→ PROMPT:
Give every line below again, exactly.

Begin SUPPLIED ENTRIES

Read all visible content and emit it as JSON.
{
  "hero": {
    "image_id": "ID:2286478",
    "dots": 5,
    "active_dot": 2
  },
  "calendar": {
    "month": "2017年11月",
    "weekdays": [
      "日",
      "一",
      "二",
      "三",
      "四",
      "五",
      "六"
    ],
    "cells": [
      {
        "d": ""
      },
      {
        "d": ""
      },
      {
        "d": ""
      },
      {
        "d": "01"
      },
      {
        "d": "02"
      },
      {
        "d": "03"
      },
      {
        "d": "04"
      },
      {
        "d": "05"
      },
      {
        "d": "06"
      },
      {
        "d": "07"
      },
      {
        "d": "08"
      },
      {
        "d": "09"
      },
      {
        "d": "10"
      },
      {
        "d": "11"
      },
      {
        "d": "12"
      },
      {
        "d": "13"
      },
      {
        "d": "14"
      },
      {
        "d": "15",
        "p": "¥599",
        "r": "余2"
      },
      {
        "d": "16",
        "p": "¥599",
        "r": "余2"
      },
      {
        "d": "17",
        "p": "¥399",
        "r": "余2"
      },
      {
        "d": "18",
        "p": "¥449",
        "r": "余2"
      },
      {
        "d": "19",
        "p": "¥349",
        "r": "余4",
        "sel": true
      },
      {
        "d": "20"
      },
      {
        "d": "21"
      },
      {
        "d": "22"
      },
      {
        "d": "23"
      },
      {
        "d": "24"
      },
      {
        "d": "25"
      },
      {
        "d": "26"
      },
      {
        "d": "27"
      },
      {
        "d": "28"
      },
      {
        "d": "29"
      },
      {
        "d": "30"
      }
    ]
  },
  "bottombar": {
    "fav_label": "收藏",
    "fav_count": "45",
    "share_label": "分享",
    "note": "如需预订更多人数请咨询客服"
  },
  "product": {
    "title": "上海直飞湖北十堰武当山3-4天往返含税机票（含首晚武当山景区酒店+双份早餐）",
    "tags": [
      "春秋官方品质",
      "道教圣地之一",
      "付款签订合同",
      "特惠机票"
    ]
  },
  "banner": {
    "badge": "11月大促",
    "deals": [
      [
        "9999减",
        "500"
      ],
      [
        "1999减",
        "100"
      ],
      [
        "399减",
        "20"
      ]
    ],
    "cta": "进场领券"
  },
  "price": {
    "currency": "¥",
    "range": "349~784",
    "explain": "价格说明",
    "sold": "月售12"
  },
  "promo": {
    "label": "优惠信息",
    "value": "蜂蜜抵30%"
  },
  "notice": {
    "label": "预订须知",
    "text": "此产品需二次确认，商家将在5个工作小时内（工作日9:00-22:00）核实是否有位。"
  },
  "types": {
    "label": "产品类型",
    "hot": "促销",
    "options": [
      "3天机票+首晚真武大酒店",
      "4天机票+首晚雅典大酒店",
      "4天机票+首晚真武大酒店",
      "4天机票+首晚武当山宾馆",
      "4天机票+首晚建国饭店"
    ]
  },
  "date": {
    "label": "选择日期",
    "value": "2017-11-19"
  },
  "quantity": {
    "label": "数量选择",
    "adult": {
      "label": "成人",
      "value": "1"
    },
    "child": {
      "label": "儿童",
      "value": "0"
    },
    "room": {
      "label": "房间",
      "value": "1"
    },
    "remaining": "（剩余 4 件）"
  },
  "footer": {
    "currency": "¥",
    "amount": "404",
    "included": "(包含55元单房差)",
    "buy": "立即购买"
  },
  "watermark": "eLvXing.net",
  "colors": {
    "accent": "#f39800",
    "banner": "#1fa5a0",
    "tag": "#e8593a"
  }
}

End SUPPLIED ENTRIES

→ FINAL RESULT:
Read all visible content and emit it as JSON.
{
  "hero": {
    "image_id": "ID:2286478",
    "dots": 5,
    "active_dot": 2
  },
  "calendar": {
    "month": "2017年11月",
    "weekdays": [
      "日",
      "一",
      "二",
      "三",
      "四",
      "五",
      "六"
    ],
    "cells": [
      {
        "d": ""
      },
      {
        "d": ""
      },
      {
        "d": ""
      },
      {
        "d": "01"
      },
      {
        "d": "02"
      },
      {
        "d": "03"
      },
      {
        "d": "04"
      },
      {
        "d": "05"
      },
      {
        "d": "06"
      },
      {
        "d": "07"
      },
      {
        "d": "08"
      },
      {
        "d": "09"
      },
      {
        "d": "10"
      },
      {
        "d": "11"
      },
      {
        "d": "12"
      },
      {
        "d": "13"
      },
      {
        "d": "14"
      },
      {
        "d": "15",
        "p": "¥599",
        "r": "余2"
      },
      {
        "d": "16",
        "p": "¥599",
        "r": "余2"
      },
      {
        "d": "17",
        "p": "¥399",
        "r": "余2"
      },
      {
        "d": "18",
        "p": "¥449",
        "r": "余2"
      },
      {
        "d": "19",
        "p": "¥349",
        "r": "余4",
        "sel": true
      },
      {
        "d": "20"
      },
      {
        "d": "21"
      },
      {
        "d": "22"
      },
      {
        "d": "23"
      },
      {
        "d": "24"
      },
      {
        "d": "25"
      },
      {
        "d": "26"
      },
      {
        "d": "27"
      },
      {
        "d": "28"
      },
      {
        "d": "29"
      },
      {
        "d": "30"
      }
    ]
  },
  "bottombar": {
    "fav_label": "收藏",
    "fav_count": "45",
    "share_label": "分享",
    "note": "如需预订更多人数请咨询客服"
  },
  "product": {
    "title": "上海直飞湖北十堰武当山3-4天往返含税机票（含首晚武当山景区酒店+双份早餐）",
    "tags": [
      "春秋官方品质",
      "道教圣地之一",
      "付款签订合同",
      "特惠机票"
    ]
  },
  "banner": {
    "badge": "11月大促",
    "deals": [
      [
        "9999减",
        "500"
      ],
      [
        "1999减",
        "100"
      ],
      [
        "399减",
        "20"
      ]
    ],
    "cta": "进场领券"
  },
  "price": {
    "currency": "¥",
    "range": "349~784",
    "explain": "价格说明",
    "sold": "月售12"
  },
  "promo": {
    "label": "优惠信息",
    "value": "蜂蜜抵30%"
  },
  "notice": {
    "label": "预订须知",
    "text": "此产品需二次确认，商家将在5个工作小时内（工作日9:00-22:00）核实是否有位。"
  },
  "types": {
    "label": "产品类型",
    "hot": "促销",
    "options": [
      "3天机票+首晚真武大酒店",
      "4天机票+首晚雅典大酒店",
      "4天机票+首晚真武大酒店",
      "4天机票+首晚武当山宾馆",
      "4天机票+首晚建国饭店"
    ]
  },
  "date": {
    "label": "选择日期",
    "value": "2017-11-19"
  },
  "quantity": {
    "label": "数量选择",
    "adult": {
      "label": "成人",
      "value": "1"
    },
    "child": {
      "label": "儿童",
      "value": "0"
    },
    "room": {
      "label": "房间",
      "value": "1"
    },
    "remaining": "（剩余 4 件）"
  },
  "footer": {
    "currency": "¥",
    "amount": "404",
    "included": "(包含55元单房差)",
    "buy": "立即购买"
  },
  "watermark": "eLvXing.net",
  "colors": {
    "accent": "#f39800",
    "banner": "#1fa5a0",
    "tag": "#e8593a"
  }
}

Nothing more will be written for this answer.